>>>>

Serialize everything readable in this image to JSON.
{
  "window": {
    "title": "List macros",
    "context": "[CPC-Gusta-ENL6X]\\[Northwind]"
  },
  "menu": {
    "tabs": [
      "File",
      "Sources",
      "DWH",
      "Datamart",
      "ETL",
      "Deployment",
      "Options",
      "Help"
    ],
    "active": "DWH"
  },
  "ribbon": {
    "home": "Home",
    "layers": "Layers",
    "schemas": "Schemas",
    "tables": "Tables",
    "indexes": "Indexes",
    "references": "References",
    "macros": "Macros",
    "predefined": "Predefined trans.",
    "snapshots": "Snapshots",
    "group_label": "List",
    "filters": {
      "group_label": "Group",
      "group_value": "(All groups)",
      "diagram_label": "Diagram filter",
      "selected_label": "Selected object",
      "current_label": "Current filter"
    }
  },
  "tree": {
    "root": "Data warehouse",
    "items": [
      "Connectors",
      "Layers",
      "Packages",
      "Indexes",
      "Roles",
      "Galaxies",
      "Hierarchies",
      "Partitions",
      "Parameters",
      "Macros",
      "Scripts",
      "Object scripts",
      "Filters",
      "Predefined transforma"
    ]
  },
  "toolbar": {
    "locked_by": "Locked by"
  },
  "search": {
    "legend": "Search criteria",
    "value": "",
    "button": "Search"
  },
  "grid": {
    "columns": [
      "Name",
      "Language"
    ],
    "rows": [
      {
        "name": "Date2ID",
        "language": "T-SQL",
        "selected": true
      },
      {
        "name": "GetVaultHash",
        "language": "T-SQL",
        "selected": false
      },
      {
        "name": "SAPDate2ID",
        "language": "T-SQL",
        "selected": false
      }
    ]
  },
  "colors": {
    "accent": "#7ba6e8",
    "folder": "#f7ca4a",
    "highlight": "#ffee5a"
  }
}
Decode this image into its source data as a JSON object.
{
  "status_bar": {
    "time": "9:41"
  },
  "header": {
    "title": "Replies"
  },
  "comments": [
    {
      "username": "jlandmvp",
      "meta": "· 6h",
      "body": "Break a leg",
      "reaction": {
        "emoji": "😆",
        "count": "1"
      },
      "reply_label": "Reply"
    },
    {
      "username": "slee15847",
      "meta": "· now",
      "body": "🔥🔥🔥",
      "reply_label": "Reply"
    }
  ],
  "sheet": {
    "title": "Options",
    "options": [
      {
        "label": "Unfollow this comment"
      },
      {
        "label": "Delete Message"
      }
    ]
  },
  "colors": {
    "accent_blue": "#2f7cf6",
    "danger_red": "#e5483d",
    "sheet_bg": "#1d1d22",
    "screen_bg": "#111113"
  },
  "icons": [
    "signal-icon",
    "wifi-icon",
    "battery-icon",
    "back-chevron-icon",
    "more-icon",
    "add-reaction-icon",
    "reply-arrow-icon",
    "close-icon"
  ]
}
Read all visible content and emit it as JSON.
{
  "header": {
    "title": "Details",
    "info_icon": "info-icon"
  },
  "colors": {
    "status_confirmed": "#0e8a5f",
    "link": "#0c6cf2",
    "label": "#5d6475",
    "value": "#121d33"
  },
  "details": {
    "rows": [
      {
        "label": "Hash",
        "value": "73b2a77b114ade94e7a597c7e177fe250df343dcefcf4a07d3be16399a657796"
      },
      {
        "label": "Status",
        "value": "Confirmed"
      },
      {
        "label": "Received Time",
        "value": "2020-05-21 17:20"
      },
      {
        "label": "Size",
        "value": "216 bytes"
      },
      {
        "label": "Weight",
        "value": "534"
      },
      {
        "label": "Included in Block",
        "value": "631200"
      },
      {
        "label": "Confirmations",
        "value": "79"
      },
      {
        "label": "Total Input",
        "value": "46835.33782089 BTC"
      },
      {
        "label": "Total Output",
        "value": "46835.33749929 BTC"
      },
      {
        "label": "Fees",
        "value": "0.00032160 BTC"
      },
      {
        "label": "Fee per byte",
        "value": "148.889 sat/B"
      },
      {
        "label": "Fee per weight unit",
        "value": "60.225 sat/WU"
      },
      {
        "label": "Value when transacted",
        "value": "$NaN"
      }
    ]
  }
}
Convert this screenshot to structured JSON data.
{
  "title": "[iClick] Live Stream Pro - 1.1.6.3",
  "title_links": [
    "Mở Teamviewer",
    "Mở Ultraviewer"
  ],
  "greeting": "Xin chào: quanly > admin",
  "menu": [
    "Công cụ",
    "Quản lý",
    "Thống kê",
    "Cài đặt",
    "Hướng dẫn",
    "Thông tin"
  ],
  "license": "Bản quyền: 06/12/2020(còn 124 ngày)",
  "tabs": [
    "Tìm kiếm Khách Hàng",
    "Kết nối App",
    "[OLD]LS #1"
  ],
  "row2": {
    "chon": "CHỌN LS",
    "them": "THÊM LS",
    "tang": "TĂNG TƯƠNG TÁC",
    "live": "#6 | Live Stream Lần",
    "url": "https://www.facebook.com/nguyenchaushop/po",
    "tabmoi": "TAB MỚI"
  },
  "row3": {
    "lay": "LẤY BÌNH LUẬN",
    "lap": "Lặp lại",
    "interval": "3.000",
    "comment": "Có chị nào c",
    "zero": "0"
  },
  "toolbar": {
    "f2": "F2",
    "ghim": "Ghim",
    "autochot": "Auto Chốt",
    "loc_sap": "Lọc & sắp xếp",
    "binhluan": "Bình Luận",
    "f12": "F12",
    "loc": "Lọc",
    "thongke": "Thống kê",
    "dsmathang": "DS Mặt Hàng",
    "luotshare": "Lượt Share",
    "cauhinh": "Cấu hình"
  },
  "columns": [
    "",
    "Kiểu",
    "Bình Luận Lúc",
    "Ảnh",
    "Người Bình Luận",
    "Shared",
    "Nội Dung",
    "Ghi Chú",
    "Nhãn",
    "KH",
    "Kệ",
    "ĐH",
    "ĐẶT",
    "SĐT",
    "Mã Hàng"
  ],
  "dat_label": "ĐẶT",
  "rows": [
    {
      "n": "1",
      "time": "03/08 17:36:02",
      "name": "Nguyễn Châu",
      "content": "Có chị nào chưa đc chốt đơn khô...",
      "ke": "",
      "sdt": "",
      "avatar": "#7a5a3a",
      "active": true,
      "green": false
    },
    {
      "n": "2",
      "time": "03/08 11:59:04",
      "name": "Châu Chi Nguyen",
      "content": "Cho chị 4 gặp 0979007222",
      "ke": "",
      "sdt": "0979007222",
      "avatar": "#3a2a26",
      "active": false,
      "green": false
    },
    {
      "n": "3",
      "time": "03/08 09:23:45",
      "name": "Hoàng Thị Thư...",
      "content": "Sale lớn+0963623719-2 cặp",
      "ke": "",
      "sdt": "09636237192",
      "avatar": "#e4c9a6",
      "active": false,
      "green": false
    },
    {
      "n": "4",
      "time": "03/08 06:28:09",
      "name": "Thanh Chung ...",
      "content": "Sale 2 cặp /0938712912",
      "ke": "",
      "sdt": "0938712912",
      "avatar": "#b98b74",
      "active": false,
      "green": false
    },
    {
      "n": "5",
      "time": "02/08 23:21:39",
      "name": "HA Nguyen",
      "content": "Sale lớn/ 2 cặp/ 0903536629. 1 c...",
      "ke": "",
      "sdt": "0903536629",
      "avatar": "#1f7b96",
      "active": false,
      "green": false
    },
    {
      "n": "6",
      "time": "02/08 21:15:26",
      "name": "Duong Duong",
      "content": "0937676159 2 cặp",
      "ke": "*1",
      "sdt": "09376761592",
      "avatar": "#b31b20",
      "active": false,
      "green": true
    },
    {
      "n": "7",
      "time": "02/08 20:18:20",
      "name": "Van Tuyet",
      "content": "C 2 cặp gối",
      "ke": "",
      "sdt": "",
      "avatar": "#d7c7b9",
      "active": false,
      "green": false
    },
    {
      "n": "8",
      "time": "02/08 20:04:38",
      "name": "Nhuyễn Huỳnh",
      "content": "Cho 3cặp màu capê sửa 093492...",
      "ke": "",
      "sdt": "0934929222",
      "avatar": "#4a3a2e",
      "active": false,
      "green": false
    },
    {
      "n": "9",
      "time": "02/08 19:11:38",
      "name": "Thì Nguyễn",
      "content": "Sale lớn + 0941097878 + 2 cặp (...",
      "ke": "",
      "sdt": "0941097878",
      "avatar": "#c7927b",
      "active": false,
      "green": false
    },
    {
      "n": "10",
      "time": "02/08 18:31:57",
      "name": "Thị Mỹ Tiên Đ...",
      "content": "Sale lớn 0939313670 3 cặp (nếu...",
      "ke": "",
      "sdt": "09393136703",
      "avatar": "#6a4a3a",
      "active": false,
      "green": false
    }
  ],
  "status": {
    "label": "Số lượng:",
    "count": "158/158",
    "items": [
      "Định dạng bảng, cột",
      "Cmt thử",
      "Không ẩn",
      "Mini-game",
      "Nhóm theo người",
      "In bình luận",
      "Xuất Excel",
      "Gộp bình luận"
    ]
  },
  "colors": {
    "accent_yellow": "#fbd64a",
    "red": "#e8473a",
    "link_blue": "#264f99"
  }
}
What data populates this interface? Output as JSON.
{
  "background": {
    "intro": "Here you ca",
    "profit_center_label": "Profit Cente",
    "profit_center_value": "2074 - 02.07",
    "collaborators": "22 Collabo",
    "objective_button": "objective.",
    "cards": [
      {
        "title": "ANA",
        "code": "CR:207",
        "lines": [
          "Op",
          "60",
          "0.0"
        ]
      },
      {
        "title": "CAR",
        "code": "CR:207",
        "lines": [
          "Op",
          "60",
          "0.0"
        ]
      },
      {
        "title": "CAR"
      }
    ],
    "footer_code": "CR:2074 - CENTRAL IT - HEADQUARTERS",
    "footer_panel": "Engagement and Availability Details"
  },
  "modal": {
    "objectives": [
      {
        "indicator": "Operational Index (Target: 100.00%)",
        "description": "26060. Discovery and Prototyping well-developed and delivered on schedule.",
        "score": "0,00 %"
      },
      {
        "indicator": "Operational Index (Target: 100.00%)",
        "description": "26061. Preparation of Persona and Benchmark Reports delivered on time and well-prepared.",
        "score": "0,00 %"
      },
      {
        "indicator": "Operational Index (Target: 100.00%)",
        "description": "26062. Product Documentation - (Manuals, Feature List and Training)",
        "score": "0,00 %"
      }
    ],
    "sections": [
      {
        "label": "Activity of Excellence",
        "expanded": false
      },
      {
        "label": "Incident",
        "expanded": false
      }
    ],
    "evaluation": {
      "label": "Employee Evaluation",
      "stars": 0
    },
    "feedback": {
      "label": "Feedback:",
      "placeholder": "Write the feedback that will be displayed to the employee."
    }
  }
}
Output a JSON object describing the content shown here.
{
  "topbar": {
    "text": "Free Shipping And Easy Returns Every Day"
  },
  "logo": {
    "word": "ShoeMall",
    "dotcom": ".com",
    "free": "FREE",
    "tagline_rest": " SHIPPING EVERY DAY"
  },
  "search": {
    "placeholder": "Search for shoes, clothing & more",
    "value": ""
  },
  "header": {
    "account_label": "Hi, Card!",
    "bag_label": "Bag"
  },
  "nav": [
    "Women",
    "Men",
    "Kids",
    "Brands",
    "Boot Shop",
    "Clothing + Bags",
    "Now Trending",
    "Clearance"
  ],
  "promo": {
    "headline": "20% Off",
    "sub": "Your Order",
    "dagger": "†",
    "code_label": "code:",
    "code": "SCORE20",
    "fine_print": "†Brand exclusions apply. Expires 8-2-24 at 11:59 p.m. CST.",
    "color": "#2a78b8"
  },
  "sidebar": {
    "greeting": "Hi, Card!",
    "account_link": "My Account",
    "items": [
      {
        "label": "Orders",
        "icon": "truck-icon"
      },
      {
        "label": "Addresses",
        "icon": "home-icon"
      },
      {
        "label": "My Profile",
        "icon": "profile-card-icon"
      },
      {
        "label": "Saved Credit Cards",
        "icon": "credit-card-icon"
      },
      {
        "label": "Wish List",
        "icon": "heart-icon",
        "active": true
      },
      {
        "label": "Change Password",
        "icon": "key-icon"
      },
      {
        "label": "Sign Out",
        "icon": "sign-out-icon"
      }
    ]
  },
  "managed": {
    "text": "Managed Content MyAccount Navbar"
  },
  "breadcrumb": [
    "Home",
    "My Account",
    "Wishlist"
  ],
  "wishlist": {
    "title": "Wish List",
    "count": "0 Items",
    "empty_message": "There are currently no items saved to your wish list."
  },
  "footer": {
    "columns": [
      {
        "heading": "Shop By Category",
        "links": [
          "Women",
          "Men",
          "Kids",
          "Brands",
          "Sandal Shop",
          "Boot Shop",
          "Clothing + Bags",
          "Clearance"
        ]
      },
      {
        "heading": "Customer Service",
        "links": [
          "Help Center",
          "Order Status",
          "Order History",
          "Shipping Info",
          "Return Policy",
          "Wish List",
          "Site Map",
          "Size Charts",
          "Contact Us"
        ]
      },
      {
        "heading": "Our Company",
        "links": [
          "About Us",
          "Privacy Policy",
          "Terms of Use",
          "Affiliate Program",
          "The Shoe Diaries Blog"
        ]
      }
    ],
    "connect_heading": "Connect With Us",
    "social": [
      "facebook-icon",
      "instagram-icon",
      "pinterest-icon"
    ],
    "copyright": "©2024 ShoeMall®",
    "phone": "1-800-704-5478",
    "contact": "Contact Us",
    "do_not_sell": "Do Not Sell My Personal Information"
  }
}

<<<<

• **Task prompt**
Pick each line holding the word "description" out of the listing.

• **The response**
        "description": "26060. Discovery and Prototyping well-developed and delivered on schedule.",
        "description": "26061. Preparation of Persona and Benchmark Reports delivered on time and well-prepared.",
        "description": "26062. Product Documentation - (Manuals, Feature List and Training)",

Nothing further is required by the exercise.